- [Required work]
Answer these questions using the article below about Shae White.
(a) Which country did she represent for Cooking at WorldSkills Kazan 2019?
(b) What medical condition led to her being advised to leave work early?
(c) What is the theme of this year's World Youth Skills Day?
Top of Text under study
Skip to main content

25 June 2020

How Champion Shae White got her cooking groove back

Even a year ago, Shae White must have felt the world was at her feet.

Just 18, she had already found a job and had been picked to represent Barbados for Cooking at WorldSkills Kazan 2019, where she went on to win Best of Nation.

Soon after she became the youngest member of the WorldSkills Champions Trust, representing the Americas, while back at the hotel and continuing her studies. Then came COVID-19.

Today life for Shae has changed beyond recognition. Coronavirus closed both her hotel and college, while a medical condition meant further restrictions.

“So that was just it for me,” she says. “As an asthmatic I was advised to leave work earlier as a high-risk person, so pretty much since March, I’ve been at home, and I was out of school as well.”

But if there are challenges, then Shae has risen to them, as she recently told the first WorldSkills Conference Talk.

“Hospitality is a very demanding job. It’s all in or not at all,” she says. “And then with school being a very practical course, there’s not really much you can do in terms of practical examinations online.”

You can watch Shae speak about her experience at the official United National Headquarters event for World Youth Skills Day 15 July. This year's theme is Skills for a Resilient Youth in the Era of COVID-19 and Beyond.  

 

“So the biggest challenge is coming to terms with online learning and trying to get back into the motion of being essentially normal from a complete standstill.”
Bottom of Text under study
Top of Extracted data
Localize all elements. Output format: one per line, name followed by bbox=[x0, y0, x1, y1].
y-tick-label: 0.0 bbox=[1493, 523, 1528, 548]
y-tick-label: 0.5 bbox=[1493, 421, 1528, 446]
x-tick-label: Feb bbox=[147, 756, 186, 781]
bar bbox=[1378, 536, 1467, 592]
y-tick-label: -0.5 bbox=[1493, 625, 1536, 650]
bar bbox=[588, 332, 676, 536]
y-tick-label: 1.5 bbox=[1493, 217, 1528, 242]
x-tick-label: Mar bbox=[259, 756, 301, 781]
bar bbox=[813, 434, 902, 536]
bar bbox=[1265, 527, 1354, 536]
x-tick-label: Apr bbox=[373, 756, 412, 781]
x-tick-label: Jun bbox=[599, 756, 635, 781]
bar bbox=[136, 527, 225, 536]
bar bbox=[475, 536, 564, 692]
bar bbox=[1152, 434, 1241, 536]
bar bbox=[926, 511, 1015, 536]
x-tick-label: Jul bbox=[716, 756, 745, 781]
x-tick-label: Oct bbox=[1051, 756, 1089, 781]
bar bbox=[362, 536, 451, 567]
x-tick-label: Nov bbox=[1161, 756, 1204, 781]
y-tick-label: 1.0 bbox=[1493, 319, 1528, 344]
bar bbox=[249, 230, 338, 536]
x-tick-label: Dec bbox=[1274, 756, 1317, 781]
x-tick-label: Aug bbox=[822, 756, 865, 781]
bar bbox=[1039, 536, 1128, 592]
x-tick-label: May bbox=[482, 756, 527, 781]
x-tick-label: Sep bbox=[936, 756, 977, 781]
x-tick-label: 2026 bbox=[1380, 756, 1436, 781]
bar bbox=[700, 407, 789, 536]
Bottom of Extracted data
- [Result for this task]
(a) Barbados
(b) Asthma
(c) Skills for a Resilient Youth in the Era of COVID-19 and Beyond